Фрагмент текста:
◆ ◆ ◆ ◆ ◆

Шрифт:
Интервал:
Закладка:
Осенью 41-го
Двойной удар — введение эмбарго на поставку нефти и подписание Атлантической хартии — не на шутку разозлил японский кабинет и высшее военное командование. Одновременно японская верхушка поняла всю фатальную неизбежность войны с Соединенными Штатами. В августе 1941-го Коноэ провел серию согласительных конференций с ключевыми фигурами японской политики, в которых, кроме премьера, принимали участие министры финансов и иностранных дел, военный министр и министр военно-морского флота, а также начальники генштаба. Во время этих встреч обсуждались стратегические и дипломатические вопросы. Все выступали против Англии и Америки. Атлантическая хартия, говорилось в одном выступлении, равносильна объявлению войны, поскольку она навязывает нациям англо-американский взгляд на мировой порядок, а несогласных ожидает возмездие. Две хищные державы, возмущался другой оратор, желают вытеснить Японию из Китая. Но если Япония уступит, последствия приобретут характер снежной лавины: Северный Китай попадет в лапы коммунистов, Маньчжоу-Го и Корея окажутся под угрозой, а Япония будет изолирована и низведена до статуса третьеразрядной страны. Все людские и материальные жертвы, понесенные японцами с 1931 г., окажутся напрасными.
Во время дебатов было обращено внимание на экономические трудности, с которыми столкнулась Япония. Армейский генеральный штаб сокрушался по поводу того, что страна находится в окружении держав АБГК (Америка, Британия, Голландия, Китай). Япония, заявляли штабисты, может быть задушена до смерти. Война необходима, чтобы добраться до ресурсов Юго-Восточной Азии, без которых Япония не сможет защитить себя. Флот подхватывал эту тему. Сухопутные операции в Китае, говорили адмиралы с сарказмом, так выдоили стратегические запасы нефти, что ее оставшегося количества хватит флоту менее чем на 20 месяцев морских операций. Если начнутся боевые действия, Япония не сможет рассчитывать на проведение наступательных операций после января 1942 г. Для начальника штаба морского флота Нагано Осами выбор был очевиден: либо Япония сидит и ничего не предпринимает, что означает мучительную агонию, а затем неизбежную капитуляцию перед англо-американскими требованиями, либо она незамедлительно начинает боевые действия, и тогда вероятность победы будет составлять 70–80 %. Премьер-министр Коноэ согласился с тем, что Япония отчаянно нуждается в ресурсах Юго-Восточной Азии. Однако принц, всегда рассматривавший все стороны любого вопроса, опасался за последствия вступления Японии в войну, в которой она, возможно, не победит.

◆ ◆ ◆ ◆ ◆

Записи данных:
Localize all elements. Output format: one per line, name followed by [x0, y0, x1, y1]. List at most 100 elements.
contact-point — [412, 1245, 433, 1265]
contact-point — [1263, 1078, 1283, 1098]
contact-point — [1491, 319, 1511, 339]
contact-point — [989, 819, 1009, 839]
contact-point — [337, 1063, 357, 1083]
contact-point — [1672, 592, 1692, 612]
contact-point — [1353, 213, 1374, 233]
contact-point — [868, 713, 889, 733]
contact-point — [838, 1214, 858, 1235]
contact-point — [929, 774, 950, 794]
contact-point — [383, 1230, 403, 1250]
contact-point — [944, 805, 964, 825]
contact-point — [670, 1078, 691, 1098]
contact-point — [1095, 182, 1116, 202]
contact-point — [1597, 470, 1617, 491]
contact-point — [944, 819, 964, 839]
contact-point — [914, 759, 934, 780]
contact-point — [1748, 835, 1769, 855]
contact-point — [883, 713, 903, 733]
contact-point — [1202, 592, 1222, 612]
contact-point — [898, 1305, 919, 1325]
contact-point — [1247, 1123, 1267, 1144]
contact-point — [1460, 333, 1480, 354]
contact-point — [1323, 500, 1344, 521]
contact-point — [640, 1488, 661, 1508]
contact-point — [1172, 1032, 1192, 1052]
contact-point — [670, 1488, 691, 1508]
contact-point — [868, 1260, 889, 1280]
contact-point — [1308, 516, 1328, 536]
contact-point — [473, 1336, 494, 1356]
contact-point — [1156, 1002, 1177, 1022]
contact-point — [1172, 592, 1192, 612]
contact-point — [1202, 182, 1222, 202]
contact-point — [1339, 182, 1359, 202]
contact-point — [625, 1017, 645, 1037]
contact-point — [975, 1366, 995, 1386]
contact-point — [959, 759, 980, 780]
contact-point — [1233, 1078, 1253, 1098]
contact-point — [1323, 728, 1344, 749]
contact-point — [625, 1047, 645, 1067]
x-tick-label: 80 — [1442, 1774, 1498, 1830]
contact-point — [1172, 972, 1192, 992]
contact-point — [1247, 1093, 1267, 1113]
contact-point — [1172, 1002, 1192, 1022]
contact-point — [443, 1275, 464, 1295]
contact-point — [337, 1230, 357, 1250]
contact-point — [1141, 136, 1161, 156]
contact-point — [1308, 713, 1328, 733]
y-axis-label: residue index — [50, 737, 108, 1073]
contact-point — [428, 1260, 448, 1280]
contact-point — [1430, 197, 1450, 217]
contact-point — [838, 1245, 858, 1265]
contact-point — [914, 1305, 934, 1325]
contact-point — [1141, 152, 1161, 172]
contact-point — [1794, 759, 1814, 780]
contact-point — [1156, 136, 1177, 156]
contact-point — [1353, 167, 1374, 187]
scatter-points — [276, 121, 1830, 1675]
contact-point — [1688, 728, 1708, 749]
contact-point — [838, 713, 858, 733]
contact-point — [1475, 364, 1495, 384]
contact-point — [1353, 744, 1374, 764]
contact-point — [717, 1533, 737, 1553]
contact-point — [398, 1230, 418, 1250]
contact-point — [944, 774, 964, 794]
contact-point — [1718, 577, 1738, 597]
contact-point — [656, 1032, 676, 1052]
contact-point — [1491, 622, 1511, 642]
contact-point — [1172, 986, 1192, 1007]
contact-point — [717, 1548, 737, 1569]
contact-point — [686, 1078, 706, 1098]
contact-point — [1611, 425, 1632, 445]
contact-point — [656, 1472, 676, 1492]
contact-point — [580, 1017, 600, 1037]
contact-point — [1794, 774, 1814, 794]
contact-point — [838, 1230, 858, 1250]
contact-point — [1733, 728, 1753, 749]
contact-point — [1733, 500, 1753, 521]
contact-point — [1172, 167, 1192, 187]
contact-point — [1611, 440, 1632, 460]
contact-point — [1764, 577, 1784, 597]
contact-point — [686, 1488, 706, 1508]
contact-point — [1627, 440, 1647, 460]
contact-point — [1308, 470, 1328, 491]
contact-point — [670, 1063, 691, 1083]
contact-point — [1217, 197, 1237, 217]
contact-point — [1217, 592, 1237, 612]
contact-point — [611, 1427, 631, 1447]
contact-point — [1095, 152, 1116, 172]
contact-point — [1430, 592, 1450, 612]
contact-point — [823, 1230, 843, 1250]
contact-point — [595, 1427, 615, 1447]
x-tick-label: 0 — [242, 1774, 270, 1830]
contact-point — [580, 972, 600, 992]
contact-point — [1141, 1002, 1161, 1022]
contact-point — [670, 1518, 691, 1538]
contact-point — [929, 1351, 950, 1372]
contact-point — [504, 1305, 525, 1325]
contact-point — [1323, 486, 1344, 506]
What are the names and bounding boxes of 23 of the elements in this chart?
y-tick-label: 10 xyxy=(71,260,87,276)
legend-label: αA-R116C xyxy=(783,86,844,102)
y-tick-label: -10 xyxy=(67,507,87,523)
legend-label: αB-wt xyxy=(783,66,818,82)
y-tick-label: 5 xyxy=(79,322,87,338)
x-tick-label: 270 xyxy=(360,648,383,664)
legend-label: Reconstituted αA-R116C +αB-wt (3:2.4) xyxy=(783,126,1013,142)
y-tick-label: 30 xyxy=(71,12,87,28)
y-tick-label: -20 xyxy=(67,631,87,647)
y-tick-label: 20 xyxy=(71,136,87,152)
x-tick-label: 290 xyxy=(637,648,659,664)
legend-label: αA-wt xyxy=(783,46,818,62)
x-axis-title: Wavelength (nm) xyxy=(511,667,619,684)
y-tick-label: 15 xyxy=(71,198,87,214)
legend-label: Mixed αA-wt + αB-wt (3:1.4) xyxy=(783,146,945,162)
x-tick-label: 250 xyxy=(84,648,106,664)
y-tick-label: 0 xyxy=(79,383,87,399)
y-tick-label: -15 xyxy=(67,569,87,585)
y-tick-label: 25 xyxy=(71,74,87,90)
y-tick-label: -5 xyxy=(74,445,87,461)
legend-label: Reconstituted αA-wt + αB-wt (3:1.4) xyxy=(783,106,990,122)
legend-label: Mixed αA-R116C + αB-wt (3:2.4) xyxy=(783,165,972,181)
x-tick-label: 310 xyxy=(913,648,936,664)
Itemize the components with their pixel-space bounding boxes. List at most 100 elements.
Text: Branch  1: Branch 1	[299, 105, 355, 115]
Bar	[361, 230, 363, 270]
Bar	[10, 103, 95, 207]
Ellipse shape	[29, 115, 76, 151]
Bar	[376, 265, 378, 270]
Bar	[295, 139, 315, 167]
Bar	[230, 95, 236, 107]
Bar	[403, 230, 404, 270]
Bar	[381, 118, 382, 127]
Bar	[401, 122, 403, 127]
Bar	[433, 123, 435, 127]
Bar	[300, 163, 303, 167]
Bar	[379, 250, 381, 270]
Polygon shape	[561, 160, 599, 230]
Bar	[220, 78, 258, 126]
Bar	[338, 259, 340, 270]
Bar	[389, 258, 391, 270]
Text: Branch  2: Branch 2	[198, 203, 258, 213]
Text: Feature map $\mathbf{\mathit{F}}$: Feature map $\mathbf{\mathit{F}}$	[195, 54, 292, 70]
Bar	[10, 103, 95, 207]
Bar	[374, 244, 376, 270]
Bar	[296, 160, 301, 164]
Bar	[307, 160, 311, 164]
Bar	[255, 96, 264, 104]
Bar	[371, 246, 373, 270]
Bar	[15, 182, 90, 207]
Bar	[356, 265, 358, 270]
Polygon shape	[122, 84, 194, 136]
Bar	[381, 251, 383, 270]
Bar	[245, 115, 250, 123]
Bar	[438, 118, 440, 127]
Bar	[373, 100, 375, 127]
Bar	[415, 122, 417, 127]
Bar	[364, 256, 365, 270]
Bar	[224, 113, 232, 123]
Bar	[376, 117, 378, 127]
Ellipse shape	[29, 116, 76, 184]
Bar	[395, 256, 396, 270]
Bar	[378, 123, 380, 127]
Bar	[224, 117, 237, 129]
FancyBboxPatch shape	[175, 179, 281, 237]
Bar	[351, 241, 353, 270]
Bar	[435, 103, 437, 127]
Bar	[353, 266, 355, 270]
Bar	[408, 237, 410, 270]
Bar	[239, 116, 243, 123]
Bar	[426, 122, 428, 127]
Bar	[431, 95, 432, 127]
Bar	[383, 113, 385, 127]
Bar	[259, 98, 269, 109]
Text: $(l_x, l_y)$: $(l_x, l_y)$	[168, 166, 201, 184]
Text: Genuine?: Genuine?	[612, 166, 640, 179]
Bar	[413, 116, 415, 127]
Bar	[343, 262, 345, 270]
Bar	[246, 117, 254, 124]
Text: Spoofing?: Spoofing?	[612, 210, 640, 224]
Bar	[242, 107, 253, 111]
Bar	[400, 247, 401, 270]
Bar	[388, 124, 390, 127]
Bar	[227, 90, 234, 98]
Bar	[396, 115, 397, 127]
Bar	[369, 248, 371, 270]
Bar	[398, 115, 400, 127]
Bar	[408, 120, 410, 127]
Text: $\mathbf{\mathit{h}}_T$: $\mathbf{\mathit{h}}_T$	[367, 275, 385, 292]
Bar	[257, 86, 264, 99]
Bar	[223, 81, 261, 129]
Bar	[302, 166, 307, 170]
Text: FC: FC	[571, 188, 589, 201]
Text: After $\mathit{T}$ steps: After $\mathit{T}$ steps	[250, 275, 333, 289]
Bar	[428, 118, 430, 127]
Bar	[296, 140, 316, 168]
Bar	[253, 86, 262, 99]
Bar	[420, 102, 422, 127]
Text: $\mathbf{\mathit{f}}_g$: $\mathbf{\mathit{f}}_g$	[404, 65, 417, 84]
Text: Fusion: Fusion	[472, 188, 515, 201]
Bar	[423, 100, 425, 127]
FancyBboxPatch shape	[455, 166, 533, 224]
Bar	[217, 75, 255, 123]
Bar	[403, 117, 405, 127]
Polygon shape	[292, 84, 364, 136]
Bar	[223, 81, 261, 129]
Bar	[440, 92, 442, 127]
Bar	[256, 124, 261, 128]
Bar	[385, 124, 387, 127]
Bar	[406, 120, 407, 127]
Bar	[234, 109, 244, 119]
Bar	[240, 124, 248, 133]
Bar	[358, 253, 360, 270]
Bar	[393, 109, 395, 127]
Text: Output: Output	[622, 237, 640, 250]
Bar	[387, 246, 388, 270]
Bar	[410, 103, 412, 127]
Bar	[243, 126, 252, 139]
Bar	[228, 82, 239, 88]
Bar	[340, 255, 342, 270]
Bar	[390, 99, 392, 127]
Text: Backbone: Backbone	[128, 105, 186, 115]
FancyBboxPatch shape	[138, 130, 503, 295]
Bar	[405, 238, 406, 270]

◆ ◆ ◆ ◆ ◆

Задания:
1. Переведите на английский язык предложение из текста о Японии осенью 41-го: «Во время этих встреч обсуждались стратегические и дипломатические вопросы.»
2. На сколько месяцев морских операций, по словам адмиралов в тексте о Японии осенью 41-го, флоту хватит оставшейся нефти?

Ответы по порядку:
1. Strategic and diplomatic issues were discussed during these meetings.

2. Менее чем на 20 месяцев.